··· Entries supplied ···
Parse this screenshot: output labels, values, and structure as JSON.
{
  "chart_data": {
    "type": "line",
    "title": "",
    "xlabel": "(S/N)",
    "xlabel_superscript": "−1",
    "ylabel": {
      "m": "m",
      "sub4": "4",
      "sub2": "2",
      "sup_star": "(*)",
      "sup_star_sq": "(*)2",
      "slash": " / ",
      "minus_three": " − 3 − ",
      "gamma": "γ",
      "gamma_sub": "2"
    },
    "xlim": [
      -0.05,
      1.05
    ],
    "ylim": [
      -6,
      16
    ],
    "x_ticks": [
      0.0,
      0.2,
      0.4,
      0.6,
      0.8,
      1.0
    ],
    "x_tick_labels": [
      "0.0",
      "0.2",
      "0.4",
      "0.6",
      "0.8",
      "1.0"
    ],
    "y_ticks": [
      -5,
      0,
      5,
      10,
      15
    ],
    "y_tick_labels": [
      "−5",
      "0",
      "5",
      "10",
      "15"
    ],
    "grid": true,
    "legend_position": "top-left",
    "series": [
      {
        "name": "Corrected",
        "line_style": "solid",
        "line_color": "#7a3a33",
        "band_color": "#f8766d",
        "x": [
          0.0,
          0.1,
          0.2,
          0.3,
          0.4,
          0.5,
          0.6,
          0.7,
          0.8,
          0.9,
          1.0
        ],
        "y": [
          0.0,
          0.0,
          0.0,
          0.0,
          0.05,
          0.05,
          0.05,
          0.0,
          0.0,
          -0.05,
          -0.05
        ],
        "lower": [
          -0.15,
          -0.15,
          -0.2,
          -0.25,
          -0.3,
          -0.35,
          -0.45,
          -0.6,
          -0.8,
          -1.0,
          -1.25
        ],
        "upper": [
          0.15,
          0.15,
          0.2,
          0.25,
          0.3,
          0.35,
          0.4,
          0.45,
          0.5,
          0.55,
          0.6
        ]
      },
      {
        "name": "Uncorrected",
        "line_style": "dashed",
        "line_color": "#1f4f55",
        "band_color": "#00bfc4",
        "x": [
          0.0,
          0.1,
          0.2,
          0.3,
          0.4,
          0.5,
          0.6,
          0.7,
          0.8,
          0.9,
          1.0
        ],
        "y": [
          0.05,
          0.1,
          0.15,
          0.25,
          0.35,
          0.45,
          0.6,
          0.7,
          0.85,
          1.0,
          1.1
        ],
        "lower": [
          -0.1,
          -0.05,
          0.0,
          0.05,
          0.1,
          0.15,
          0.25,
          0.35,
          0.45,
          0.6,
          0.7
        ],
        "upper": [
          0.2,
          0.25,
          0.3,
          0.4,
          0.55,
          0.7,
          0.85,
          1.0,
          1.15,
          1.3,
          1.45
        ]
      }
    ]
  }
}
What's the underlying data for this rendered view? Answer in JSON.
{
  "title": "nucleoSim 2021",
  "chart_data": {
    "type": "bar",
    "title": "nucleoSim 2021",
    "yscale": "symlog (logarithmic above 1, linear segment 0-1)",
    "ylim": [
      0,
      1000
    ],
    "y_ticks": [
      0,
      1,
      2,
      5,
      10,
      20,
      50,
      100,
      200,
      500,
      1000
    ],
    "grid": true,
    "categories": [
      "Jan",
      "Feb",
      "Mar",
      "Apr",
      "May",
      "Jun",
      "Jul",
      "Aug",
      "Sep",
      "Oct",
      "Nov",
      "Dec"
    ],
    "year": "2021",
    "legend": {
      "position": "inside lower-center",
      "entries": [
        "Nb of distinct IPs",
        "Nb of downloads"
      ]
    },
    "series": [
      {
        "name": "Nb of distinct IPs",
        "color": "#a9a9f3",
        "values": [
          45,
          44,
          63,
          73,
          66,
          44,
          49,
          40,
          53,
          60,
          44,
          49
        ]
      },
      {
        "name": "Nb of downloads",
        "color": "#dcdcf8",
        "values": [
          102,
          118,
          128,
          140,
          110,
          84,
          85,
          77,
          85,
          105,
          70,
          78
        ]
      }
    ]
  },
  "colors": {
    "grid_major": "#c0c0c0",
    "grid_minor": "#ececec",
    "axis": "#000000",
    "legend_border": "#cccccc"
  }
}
···
◆ **What is expected**
Write out the records shown above, exactly as they appear.

◆ **Solved exercise**
Parse this screenshot: output labels, values, and structure as JSON.
{
  "chart_data": {
    "type": "line",
    "title": "",
    "xlabel": "(S/N)",
    "xlabel_superscript": "−1",
    "ylabel": {
      "m": "m",
      "sub4": "4",
      "sub2": "2",
      "sup_star": "(*)",
      "sup_star_sq": "(*)2",
      "slash": " / ",
      "minus_three": " − 3 − ",
      "gamma": "γ",
      "gamma_sub": "2"
    },
    "xlim": [
      -0.05,
      1.05
    ],
    "ylim": [
      -6,
      16
    ],
    "x_ticks": [
      0.0,
      0.2,
      0.4,
      0.6,
      0.8,
      1.0
    ],
    "x_tick_labels": [
      "0.0",
      "0.2",
      "0.4",
      "0.6",
      "0.8",
      "1.0"
    ],
    "y_ticks": [
      -5,
      0,
      5,
      10,
      15
    ],
    "y_tick_labels": [
      "−5",
      "0",
      "5",
      "10",
      "15"
    ],
    "grid": true,
    "legend_position": "top-left",
    "series": [
      {
        "name": "Corrected",
        "line_style": "solid",
        "line_color": "#7a3a33",
        "band_color": "#f8766d",
        "x": [
          0.0,
          0.1,
          0.2,
          0.3,
          0.4,
          0.5,
          0.6,
          0.7,
          0.8,
          0.9,
          1.0
        ],
        "y": [
          0.0,
          0.0,
          0.0,
          0.0,
          0.05,
          0.05,
          0.05,
          0.0,
          0.0,
          -0.05,
          -0.05
        ],
        "lower": [
          -0.15,
          -0.15,
          -0.2,
          -0.25,
          -0.3,
          -0.35,
          -0.45,
          -0.6,
          -0.8,
          -1.0,
          -1.25
        ],
        "upper": [
          0.15,
          0.15,
          0.2,
          0.25,
          0.3,
          0.35,
          0.4,
          0.45,
          0.5,
          0.55,
          0.6
        ]
      },
      {
        "name": "Uncorrected",
        "line_style": "dashed",
        "line_color": "#1f4f55",
        "band_color": "#00bfc4",
        "x": [
          0.0,
          0.1,
          0.2,
          0.3,
          0.4,
          0.5,
          0.6,
          0.7,
          0.8,
          0.9,
          1.0
        ],
        "y": [
          0.05,
          0.1,
          0.15,
          0.25,
          0.35,
          0.45,
          0.6,
          0.7,
          0.85,
          1.0,
          1.1
        ],
        "lower": [
          -0.1,
          -0.05,
          0.0,
          0.05,
          0.1,
          0.15,
          0.25,
          0.35,
          0.45,
          0.6,
          0.7
        ],
        "upper": [
          0.2,
          0.25,
          0.3,
          0.4,
          0.55,
          0.7,
          0.85,
          1.0,
          1.15,
          1.3,
          1.45
        ]
      }
    ]
  }
}
What's the underlying data for this rendered view? Answer in JSON.
{
  "title": "nucleoSim 2021",
  "chart_data": {
    "type": "bar",
    "title": "nucleoSim 2021",
    "yscale": "symlog (logarithmic above 1, linear segment 0-1)",
    "ylim": [
      0,
      1000
    ],
    "y_ticks": [
      0,
      1,
      2,
      5,
      10,
      20,
      50,
      100,
      200,
      500,
      1000
    ],
    "grid": true,
    "categories": [
      "Jan",
      "Feb",
      "Mar",
      "Apr",
      "May",
      "Jun",
      "Jul",
      "Aug",
      "Sep",
      "Oct",
      "Nov",
      "Dec"
    ],
    "year": "2021",
    "legend": {
      "position": "inside lower-center",
      "entries": [
        "Nb of distinct IPs",
        "Nb of downloads"
      ]
    },
    "series": [
      {
        "name": "Nb of distinct IPs",
        "color": "#a9a9f3",
        "values": [
          45,
          44,
          63,
          73,
          66,
          44,
          49,
          40,
          53,
          60,
          44,
          49
        ]
      },
      {
        "name": "Nb of downloads",
        "color": "#dcdcf8",
        "values": [
          102,
          118,
          128,
          140,
          110,
          84,
          85,
          77,
          85,
          105,
          70,
          78
        ]
      }
    ]
  },
  "colors": {
    "grid_major": "#c0c0c0",
    "grid_minor": "#ececec",
    "axis": "#000000",
    "legend_border": "#cccccc"
  }
}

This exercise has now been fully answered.